*Stated problem*
Locate the lines where "medium" occurs and copy them as they stand.

— Begin Input data —

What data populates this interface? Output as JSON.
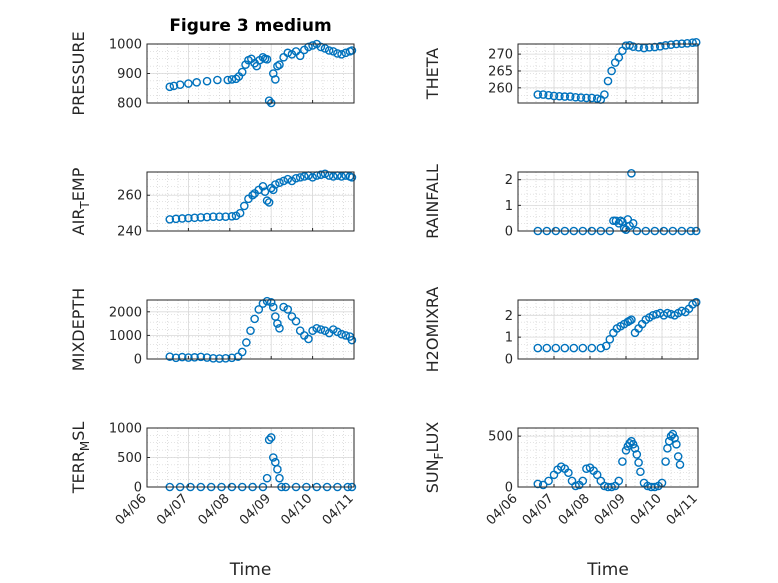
{
  "figure": {
    "title": "Figure 3 medium",
    "marker_color": "#0072BD"
  },
  "chart_data": [
    {
      "id": "pressure",
      "type": "scatter",
      "title": "Figure 3 medium",
      "ylabel": "PRESSURE",
      "ylim": [
        800,
        1000
      ],
      "yticks": [
        800,
        900,
        1000
      ],
      "xlim": [
        0,
        5
      ],
      "xticks": [],
      "xlabel": "",
      "grid": "on",
      "series": [
        {
          "x": [
            0.55,
            0.65,
            0.8,
            1.0,
            1.2,
            1.45,
            1.7,
            1.95,
            2.05,
            2.15,
            2.22,
            2.3,
            2.38,
            2.45,
            2.52,
            2.6,
            2.65,
            2.72,
            2.8,
            2.85,
            2.9,
            2.95,
            3.0,
            3.05,
            3.1,
            3.15,
            3.2,
            3.3,
            3.4,
            3.5,
            3.6,
            3.7,
            3.8,
            3.9,
            4.0,
            4.1,
            4.2,
            4.3,
            4.4,
            4.5,
            4.6,
            4.7,
            4.8,
            4.9,
            4.95
          ],
          "y": [
            855,
            858,
            862,
            866,
            870,
            874,
            878,
            878,
            880,
            882,
            890,
            905,
            930,
            945,
            950,
            935,
            925,
            945,
            955,
            950,
            948,
            808,
            800,
            900,
            880,
            925,
            930,
            955,
            970,
            965,
            975,
            960,
            980,
            990,
            995,
            1000,
            990,
            985,
            978,
            975,
            968,
            965,
            970,
            975,
            978
          ]
        }
      ]
    },
    {
      "id": "theta",
      "type": "scatter",
      "ylabel": "THETA",
      "ylim": [
        255.5,
        273
      ],
      "yticks": [
        260,
        265,
        270
      ],
      "xlim": [
        0,
        5
      ],
      "xticks": [],
      "xlabel": "",
      "grid": "on",
      "series": [
        {
          "x": [
            0.55,
            0.7,
            0.85,
            1.0,
            1.15,
            1.3,
            1.45,
            1.6,
            1.75,
            1.9,
            2.05,
            2.2,
            2.3,
            2.4,
            2.5,
            2.6,
            2.7,
            2.8,
            2.9,
            3.0,
            3.1,
            3.2,
            3.35,
            3.5,
            3.65,
            3.8,
            3.95,
            4.1,
            4.25,
            4.4,
            4.55,
            4.7,
            4.85,
            4.95
          ],
          "y": [
            258,
            258,
            257.8,
            257.6,
            257.5,
            257.4,
            257.4,
            257.2,
            257.1,
            257,
            257,
            256.8,
            256.5,
            258,
            262,
            265,
            267.5,
            269,
            271,
            272.5,
            272.6,
            272.2,
            272,
            271.8,
            272,
            272.1,
            272.3,
            272.6,
            272.8,
            273,
            273.1,
            273.2,
            273.4,
            273.5
          ]
        }
      ]
    },
    {
      "id": "air_temp",
      "type": "scatter",
      "ylabel": "AIR_TEMP",
      "ylim": [
        240,
        273
      ],
      "yticks": [
        240,
        260
      ],
      "xlim": [
        0,
        5
      ],
      "xticks": [],
      "xlabel": "",
      "grid": "on",
      "series": [
        {
          "x": [
            0.55,
            0.7,
            0.85,
            1.0,
            1.15,
            1.3,
            1.45,
            1.6,
            1.75,
            1.9,
            2.05,
            2.15,
            2.25,
            2.35,
            2.45,
            2.55,
            2.6,
            2.7,
            2.8,
            2.85,
            2.9,
            2.95,
            3.0,
            3.05,
            3.1,
            3.2,
            3.3,
            3.4,
            3.5,
            3.6,
            3.7,
            3.8,
            3.9,
            4.0,
            4.1,
            4.2,
            4.3,
            4.4,
            4.5,
            4.6,
            4.7,
            4.8,
            4.9,
            4.95
          ],
          "y": [
            246.5,
            246.8,
            247,
            247.2,
            247.4,
            247.6,
            247.8,
            248,
            248,
            248,
            248.2,
            248.5,
            250,
            254,
            258,
            260,
            261,
            263,
            265,
            262,
            257,
            256,
            264,
            263,
            266,
            267,
            268,
            269,
            268,
            269.5,
            270,
            270.5,
            271,
            270,
            271,
            271.5,
            272,
            271,
            270.5,
            271,
            270.5,
            271,
            270.5,
            270
          ]
        }
      ]
    },
    {
      "id": "rainfall",
      "type": "scatter",
      "ylabel": "RAINFALL",
      "ylim": [
        0,
        2.3
      ],
      "yticks": [
        0,
        1,
        2
      ],
      "xlim": [
        0,
        5
      ],
      "xticks": [],
      "xlabel": "",
      "grid": "on",
      "series": [
        {
          "x": [
            0.55,
            0.8,
            1.05,
            1.3,
            1.55,
            1.8,
            2.05,
            2.3,
            2.55,
            2.65,
            2.72,
            2.8,
            2.85,
            2.9,
            2.95,
            3.0,
            3.05,
            3.1,
            3.15,
            3.2,
            3.3,
            3.55,
            3.8,
            4.05,
            4.3,
            4.55,
            4.8,
            4.95
          ],
          "y": [
            0,
            0,
            0,
            0,
            0,
            0,
            0,
            0,
            0,
            0.4,
            0.4,
            0.3,
            0.4,
            0.35,
            0.1,
            0.05,
            0.45,
            0.2,
            2.25,
            0.3,
            0,
            0,
            0,
            0,
            0,
            0,
            0,
            0
          ]
        }
      ]
    },
    {
      "id": "mixdepth",
      "type": "scatter",
      "ylabel": "MIXDEPTH",
      "ylim": [
        0,
        2500
      ],
      "yticks": [
        0,
        1000,
        2000
      ],
      "xlim": [
        0,
        5
      ],
      "xticks": [],
      "xlabel": "",
      "grid": "on",
      "series": [
        {
          "x": [
            0.55,
            0.7,
            0.85,
            1.0,
            1.15,
            1.3,
            1.45,
            1.6,
            1.75,
            1.9,
            2.05,
            2.2,
            2.3,
            2.4,
            2.5,
            2.6,
            2.7,
            2.8,
            2.9,
            3.0,
            3.05,
            3.1,
            3.15,
            3.2,
            3.3,
            3.4,
            3.5,
            3.6,
            3.7,
            3.8,
            3.9,
            4.0,
            4.1,
            4.2,
            4.3,
            4.4,
            4.5,
            4.6,
            4.7,
            4.8,
            4.9,
            4.95
          ],
          "y": [
            100,
            50,
            80,
            60,
            70,
            90,
            60,
            30,
            20,
            30,
            50,
            100,
            300,
            700,
            1200,
            1700,
            2100,
            2350,
            2450,
            2400,
            2200,
            1800,
            1500,
            1300,
            2200,
            2100,
            1800,
            1600,
            1200,
            1000,
            850,
            1200,
            1300,
            1250,
            1200,
            1100,
            1250,
            1150,
            1050,
            1000,
            950,
            800
          ]
        }
      ]
    },
    {
      "id": "h2omixra",
      "type": "scatter",
      "ylabel": "H2OMIXRA",
      "ylim": [
        0,
        2.7
      ],
      "yticks": [
        0,
        1,
        2
      ],
      "xlim": [
        0,
        5
      ],
      "xticks": [],
      "xlabel": "",
      "grid": "on",
      "series": [
        {
          "x": [
            0.55,
            0.8,
            1.05,
            1.3,
            1.55,
            1.8,
            2.05,
            2.3,
            2.45,
            2.55,
            2.65,
            2.75,
            2.85,
            2.95,
            3.05,
            3.1,
            3.15,
            3.25,
            3.35,
            3.45,
            3.55,
            3.65,
            3.75,
            3.85,
            3.95,
            4.05,
            4.15,
            4.25,
            4.35,
            4.45,
            4.55,
            4.65,
            4.75,
            4.85,
            4.95
          ],
          "y": [
            0.5,
            0.5,
            0.5,
            0.5,
            0.5,
            0.5,
            0.5,
            0.5,
            0.6,
            0.9,
            1.2,
            1.4,
            1.5,
            1.6,
            1.7,
            1.75,
            1.8,
            1.2,
            1.4,
            1.6,
            1.8,
            1.9,
            2.0,
            2.05,
            2.1,
            2.0,
            2.1,
            2.05,
            2.0,
            2.1,
            2.2,
            2.15,
            2.3,
            2.5,
            2.6
          ]
        }
      ]
    },
    {
      "id": "terr_msl",
      "type": "scatter",
      "ylabel": "TERR_MSL",
      "ylim": [
        0,
        1000
      ],
      "yticks": [
        0,
        500,
        1000
      ],
      "xlim": [
        0,
        5
      ],
      "xticks": [
        0,
        1,
        2,
        3,
        4,
        5
      ],
      "xticklabels": [
        "04/06",
        "04/07",
        "04/08",
        "04/09",
        "04/10",
        "04/11"
      ],
      "xlabel": "Time",
      "grid": "on",
      "series": [
        {
          "x": [
            0.55,
            0.8,
            1.05,
            1.3,
            1.55,
            1.8,
            2.05,
            2.3,
            2.55,
            2.8,
            2.9,
            2.95,
            3.0,
            3.05,
            3.1,
            3.15,
            3.2,
            3.25,
            3.35,
            3.6,
            3.85,
            4.1,
            4.35,
            4.6,
            4.85,
            4.95
          ],
          "y": [
            0,
            0,
            0,
            0,
            0,
            0,
            0,
            0,
            0,
            0,
            150,
            800,
            840,
            500,
            420,
            300,
            150,
            0,
            0,
            0,
            0,
            0,
            0,
            0,
            0,
            0
          ]
        }
      ]
    },
    {
      "id": "sun_flux",
      "type": "scatter",
      "ylabel": "SUN_FLUX",
      "ylim": [
        0,
        580
      ],
      "yticks": [
        0,
        500
      ],
      "xlim": [
        0,
        5
      ],
      "xticks": [
        0,
        1,
        2,
        3,
        4,
        5
      ],
      "xticklabels": [
        "04/06",
        "04/07",
        "04/08",
        "04/09",
        "04/10",
        "04/11"
      ],
      "xlabel": "Time",
      "grid": "on",
      "series": [
        {
          "x": [
            0.55,
            0.7,
            0.85,
            1.0,
            1.1,
            1.2,
            1.3,
            1.4,
            1.5,
            1.6,
            1.7,
            1.8,
            1.9,
            2.0,
            2.1,
            2.2,
            2.3,
            2.4,
            2.5,
            2.6,
            2.7,
            2.8,
            2.9,
            3.0,
            3.05,
            3.1,
            3.15,
            3.2,
            3.25,
            3.3,
            3.35,
            3.4,
            3.5,
            3.6,
            3.7,
            3.8,
            3.9,
            4.0,
            4.1,
            4.15,
            4.2,
            4.25,
            4.3,
            4.35,
            4.4,
            4.45,
            4.5
          ],
          "y": [
            30,
            20,
            60,
            120,
            170,
            200,
            180,
            140,
            60,
            10,
            20,
            60,
            180,
            190,
            160,
            120,
            60,
            10,
            0,
            0,
            10,
            60,
            250,
            360,
            400,
            430,
            450,
            420,
            380,
            320,
            240,
            150,
            40,
            10,
            0,
            0,
            10,
            40,
            250,
            380,
            450,
            500,
            520,
            480,
            420,
            300,
            220
          ]
        }
      ]
    }
  ]
}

— End Input data —

*Expected output*
    "title": "Figure 3 medium",
      "title": "Figure 3 medium",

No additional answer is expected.